**Your goal**
From the entries below, copy out every line with "general" in it.

Stored data entries
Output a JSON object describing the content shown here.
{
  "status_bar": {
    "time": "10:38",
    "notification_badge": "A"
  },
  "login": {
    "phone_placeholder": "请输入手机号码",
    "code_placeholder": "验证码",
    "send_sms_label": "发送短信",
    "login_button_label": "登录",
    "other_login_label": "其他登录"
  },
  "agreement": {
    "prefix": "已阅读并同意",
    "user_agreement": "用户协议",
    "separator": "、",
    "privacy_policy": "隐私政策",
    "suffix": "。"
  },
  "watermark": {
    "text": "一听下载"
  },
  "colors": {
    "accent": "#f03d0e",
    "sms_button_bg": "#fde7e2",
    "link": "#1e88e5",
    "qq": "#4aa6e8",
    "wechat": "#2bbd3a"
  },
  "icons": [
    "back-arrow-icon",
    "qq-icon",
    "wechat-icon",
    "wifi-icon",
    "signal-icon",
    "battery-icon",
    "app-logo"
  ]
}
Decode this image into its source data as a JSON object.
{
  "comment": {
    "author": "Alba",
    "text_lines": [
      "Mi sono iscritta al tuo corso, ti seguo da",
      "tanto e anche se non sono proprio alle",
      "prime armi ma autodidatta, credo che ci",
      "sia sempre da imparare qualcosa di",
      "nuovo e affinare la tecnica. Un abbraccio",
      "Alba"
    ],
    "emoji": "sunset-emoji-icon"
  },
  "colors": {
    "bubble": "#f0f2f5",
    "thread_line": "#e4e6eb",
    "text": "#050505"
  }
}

--

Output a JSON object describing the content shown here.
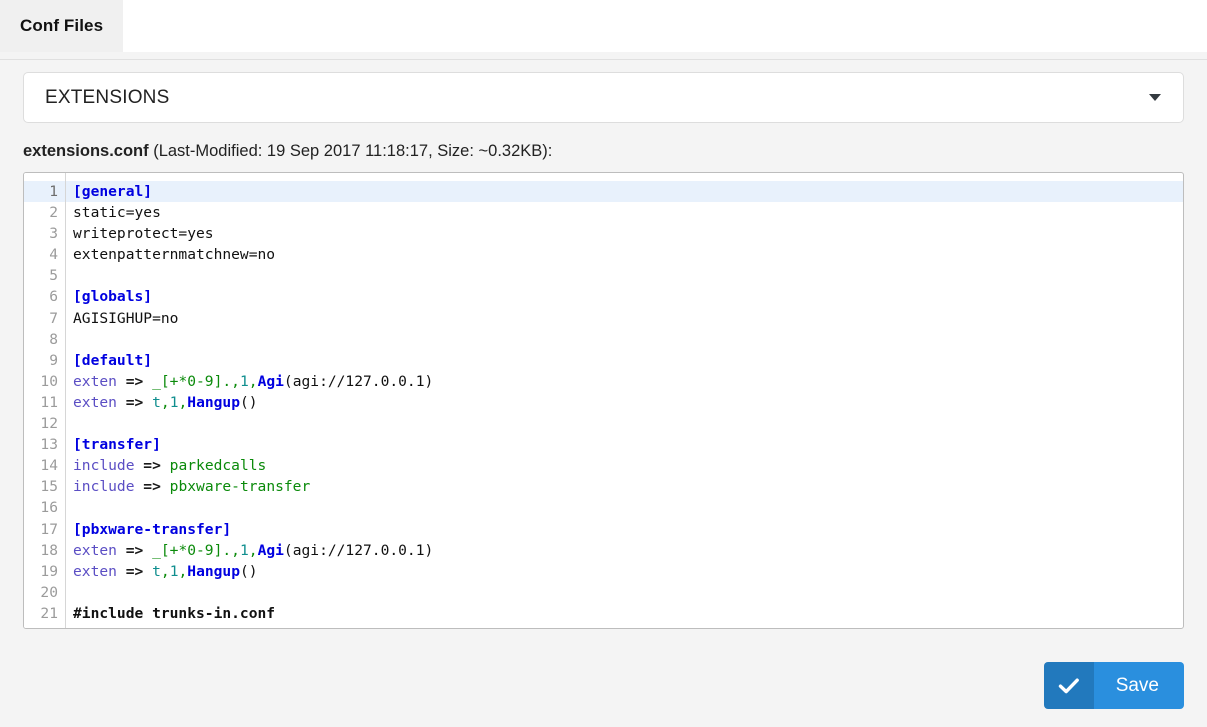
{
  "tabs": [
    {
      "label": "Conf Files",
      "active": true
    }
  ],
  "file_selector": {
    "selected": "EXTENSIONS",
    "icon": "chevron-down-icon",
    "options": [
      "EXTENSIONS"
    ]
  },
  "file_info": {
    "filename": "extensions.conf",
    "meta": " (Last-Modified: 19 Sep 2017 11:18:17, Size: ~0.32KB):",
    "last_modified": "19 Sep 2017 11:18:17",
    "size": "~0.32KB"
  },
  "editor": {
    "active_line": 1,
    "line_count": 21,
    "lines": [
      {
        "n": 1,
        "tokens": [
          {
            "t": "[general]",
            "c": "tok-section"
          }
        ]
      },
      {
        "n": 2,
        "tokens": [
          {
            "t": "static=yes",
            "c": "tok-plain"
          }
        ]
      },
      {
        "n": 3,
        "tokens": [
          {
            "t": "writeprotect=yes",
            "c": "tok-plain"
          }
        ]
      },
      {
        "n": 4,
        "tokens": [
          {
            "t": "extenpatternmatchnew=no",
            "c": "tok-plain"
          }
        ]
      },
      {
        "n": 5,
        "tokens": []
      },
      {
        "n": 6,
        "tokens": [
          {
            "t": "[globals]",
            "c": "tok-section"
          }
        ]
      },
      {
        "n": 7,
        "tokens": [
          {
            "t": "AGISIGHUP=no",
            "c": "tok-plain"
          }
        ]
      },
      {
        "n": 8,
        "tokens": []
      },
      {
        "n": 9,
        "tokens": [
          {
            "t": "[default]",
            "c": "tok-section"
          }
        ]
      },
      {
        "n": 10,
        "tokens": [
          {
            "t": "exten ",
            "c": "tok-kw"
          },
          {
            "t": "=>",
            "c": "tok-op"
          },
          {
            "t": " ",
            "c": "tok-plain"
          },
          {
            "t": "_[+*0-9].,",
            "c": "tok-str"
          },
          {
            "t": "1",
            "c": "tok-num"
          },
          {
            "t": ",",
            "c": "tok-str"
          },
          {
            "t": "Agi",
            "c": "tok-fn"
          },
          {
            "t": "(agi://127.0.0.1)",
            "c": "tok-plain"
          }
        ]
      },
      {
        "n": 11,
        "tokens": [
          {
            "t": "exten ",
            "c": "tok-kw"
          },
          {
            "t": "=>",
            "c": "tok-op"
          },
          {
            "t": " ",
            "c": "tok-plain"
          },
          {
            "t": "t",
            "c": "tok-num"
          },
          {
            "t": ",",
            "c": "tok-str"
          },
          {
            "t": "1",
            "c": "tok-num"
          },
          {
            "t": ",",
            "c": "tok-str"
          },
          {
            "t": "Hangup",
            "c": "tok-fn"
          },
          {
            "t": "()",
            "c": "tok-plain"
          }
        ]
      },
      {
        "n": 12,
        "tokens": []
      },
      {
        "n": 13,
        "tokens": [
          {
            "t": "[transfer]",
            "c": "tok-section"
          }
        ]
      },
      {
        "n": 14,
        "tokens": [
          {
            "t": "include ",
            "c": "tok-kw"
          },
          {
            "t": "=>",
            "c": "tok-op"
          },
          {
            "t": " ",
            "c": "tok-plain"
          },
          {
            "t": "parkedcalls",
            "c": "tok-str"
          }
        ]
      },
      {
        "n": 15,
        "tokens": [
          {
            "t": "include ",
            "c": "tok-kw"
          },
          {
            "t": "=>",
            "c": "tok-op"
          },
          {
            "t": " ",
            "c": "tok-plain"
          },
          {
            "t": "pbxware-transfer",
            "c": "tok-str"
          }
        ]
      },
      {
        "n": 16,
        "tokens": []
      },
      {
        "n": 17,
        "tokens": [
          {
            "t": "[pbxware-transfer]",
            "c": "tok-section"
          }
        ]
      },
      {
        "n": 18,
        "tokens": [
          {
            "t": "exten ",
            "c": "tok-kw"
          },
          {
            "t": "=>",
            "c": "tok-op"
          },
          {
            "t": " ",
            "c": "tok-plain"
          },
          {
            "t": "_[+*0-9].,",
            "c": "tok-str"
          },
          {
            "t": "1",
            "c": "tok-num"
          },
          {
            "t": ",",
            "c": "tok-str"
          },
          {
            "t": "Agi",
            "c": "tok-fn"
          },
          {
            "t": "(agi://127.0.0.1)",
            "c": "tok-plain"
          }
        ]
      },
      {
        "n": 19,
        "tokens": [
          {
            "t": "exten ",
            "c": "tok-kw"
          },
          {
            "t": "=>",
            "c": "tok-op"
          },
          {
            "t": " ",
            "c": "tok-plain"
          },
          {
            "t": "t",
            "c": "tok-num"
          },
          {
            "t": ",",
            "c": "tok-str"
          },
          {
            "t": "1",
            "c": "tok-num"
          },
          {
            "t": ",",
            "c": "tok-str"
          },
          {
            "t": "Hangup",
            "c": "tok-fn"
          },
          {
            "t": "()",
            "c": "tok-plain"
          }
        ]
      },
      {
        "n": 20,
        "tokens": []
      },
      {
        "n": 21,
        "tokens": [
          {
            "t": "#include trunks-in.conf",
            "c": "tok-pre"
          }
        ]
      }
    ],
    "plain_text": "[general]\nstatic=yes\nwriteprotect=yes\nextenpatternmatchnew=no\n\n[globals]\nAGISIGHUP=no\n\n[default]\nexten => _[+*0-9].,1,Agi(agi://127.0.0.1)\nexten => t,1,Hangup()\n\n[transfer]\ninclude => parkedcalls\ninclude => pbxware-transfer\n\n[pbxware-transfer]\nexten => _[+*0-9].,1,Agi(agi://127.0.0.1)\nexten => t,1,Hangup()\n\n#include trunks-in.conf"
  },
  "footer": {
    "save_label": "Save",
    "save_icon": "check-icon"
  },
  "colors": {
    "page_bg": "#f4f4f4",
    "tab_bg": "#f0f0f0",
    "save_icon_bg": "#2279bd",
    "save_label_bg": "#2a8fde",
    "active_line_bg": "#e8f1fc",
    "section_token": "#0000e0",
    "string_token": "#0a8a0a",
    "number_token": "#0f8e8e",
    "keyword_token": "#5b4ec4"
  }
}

**Result of the exercise**
            "t": "[general]",
    "plain_text": "[general]\nstatic=yes\nwriteprotect=yes\nextenpatternmatchnew=no\n\n[globals]\nAGISIGHUP=no\n\n[default]\nexten => _[+*0-9].,1,Agi(agi://127.0.0.1)\nexten => t,1,Hangup()\n\n[transfer]\ninclude => parkedcalls\ninclude => pbxware-transfer\n\n[pbxware-transfer]\nexten => _[+*0-9].,1,Agi(agi://127.0.0.1)\nexten => t,1,Hangup()\n\n#include trunks-in.conf"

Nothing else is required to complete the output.